Requirement
Wherever "人中深长且清晰的女人" appears in a line, copy that line.

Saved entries
Begin
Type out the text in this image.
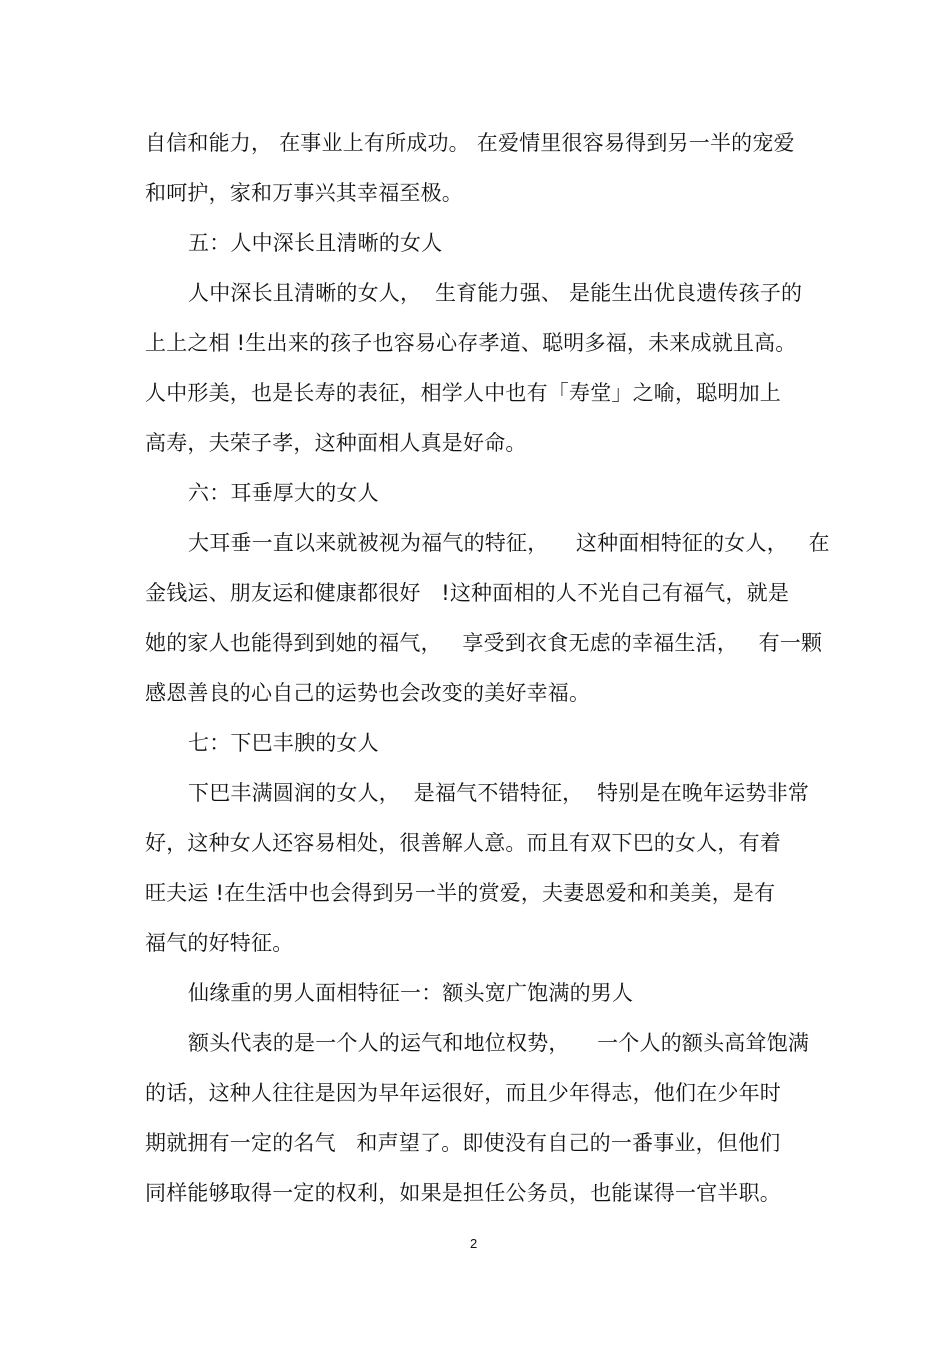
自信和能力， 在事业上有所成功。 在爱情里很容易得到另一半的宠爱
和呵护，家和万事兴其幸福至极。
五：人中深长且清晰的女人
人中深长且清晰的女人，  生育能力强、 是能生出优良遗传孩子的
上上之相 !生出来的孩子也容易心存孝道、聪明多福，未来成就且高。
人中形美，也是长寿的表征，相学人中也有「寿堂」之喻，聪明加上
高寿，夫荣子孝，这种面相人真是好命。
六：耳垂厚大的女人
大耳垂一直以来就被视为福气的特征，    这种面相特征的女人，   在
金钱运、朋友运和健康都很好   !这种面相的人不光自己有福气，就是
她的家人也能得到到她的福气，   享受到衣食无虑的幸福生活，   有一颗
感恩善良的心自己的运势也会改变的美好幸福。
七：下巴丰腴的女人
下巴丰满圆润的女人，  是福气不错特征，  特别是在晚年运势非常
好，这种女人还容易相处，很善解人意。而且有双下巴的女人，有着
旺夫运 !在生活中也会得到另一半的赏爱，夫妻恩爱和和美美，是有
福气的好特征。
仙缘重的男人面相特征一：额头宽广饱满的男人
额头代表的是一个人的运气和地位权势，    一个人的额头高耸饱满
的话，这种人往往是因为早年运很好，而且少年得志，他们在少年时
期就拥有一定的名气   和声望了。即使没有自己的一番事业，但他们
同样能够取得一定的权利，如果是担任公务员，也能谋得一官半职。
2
End
Task output
五：人中深长且清晰的女人
人中深长且清晰的女人，  生育能力强、 是能生出优良遗传孩子的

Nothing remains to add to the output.